**Task details**
Determine the count of lines holding "Обратная" and give that count alone.

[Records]

-*-*-

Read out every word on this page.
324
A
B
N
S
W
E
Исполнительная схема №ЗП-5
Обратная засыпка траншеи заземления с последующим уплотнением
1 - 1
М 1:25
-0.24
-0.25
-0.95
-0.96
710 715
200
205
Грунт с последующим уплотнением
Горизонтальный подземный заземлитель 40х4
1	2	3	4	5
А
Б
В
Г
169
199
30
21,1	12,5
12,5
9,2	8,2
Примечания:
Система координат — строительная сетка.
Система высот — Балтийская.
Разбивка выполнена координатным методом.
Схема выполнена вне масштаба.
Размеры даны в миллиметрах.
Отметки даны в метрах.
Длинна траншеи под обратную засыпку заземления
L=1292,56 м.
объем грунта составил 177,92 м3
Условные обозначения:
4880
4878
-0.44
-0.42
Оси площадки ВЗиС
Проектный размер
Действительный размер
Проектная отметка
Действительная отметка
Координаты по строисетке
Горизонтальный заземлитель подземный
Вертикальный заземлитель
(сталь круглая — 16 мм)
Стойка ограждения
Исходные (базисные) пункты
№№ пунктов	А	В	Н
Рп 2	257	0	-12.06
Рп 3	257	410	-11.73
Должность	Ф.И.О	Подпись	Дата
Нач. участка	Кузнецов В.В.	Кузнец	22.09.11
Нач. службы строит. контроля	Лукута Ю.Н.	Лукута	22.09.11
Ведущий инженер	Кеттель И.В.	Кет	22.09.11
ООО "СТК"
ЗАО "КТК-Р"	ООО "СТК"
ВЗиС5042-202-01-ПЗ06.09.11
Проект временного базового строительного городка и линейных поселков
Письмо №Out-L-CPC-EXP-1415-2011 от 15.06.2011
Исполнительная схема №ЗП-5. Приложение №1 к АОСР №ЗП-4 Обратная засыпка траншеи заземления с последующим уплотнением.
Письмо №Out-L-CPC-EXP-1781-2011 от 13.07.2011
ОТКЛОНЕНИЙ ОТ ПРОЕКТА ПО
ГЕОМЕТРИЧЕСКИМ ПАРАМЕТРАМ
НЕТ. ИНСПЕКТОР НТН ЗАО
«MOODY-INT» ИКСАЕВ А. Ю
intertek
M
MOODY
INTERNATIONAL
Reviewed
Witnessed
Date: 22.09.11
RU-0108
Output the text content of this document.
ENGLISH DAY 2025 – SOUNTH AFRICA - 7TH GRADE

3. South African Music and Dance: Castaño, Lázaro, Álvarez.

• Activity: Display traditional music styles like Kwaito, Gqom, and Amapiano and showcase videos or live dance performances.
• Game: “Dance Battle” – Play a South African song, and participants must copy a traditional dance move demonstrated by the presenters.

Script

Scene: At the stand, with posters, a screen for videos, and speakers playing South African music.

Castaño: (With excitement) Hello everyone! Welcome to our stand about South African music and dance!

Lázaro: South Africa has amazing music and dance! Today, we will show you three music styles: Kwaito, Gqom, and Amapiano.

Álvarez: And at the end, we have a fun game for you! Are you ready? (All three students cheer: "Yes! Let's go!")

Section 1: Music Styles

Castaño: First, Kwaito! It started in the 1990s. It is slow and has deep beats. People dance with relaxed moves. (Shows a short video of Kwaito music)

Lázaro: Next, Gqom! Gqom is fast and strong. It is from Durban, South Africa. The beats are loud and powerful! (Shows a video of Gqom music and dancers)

-*-*-

**Result**
2